* **Aim**
Below are the records; locate each line with the word "this" and copy it.

* **Data lines**
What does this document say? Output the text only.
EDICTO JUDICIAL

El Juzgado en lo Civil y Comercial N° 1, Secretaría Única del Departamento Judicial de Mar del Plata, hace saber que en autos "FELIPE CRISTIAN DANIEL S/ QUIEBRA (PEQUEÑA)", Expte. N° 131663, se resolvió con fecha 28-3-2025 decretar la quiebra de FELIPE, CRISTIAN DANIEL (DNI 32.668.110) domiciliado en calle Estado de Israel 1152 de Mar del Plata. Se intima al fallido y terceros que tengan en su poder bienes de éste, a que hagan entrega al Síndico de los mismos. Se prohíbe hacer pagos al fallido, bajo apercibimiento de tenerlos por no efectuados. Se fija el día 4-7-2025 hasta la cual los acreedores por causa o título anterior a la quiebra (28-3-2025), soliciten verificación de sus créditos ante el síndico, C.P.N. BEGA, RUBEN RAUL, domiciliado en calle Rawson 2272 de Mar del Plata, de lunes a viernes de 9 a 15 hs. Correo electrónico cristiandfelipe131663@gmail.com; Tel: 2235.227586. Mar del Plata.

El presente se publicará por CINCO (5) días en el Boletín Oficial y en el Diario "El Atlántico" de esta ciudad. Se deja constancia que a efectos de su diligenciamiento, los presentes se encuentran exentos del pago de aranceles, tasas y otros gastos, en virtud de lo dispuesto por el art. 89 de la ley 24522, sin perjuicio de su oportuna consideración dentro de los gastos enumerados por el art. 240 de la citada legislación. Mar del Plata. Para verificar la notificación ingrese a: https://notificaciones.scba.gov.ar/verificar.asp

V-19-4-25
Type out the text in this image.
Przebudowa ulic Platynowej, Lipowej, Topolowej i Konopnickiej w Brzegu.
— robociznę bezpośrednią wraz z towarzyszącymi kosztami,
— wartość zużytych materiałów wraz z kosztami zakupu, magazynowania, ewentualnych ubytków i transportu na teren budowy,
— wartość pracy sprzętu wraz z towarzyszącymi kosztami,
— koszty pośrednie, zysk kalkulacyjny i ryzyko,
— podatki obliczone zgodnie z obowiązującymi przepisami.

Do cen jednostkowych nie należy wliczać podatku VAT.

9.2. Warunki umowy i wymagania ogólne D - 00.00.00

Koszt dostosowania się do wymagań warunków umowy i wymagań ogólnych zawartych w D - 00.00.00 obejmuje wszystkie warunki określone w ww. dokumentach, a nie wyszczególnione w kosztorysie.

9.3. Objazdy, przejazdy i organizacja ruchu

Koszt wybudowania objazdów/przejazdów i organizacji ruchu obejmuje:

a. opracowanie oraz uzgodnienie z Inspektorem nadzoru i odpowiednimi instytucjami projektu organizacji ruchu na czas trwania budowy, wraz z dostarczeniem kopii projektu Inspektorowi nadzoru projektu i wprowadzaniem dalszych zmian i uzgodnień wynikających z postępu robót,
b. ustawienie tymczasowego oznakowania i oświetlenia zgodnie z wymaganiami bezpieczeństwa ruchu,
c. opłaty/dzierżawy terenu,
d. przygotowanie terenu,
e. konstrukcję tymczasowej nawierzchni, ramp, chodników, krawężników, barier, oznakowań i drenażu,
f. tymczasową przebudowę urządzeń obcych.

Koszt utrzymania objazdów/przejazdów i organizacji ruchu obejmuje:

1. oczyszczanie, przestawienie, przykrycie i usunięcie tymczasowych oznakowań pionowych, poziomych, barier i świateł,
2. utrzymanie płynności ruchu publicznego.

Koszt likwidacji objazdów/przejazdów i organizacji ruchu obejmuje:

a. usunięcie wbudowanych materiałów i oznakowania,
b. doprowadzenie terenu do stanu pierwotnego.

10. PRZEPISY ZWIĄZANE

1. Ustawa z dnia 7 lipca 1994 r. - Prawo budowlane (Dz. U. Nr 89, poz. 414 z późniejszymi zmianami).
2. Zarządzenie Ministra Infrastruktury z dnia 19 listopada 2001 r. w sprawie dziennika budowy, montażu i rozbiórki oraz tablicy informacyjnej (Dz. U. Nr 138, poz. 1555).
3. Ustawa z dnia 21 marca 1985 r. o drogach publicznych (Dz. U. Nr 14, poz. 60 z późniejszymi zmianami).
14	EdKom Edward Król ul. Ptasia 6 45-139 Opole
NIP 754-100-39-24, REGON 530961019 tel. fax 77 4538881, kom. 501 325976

* **Full output**
What does this document say? Output the text only.
Type out the text in this image.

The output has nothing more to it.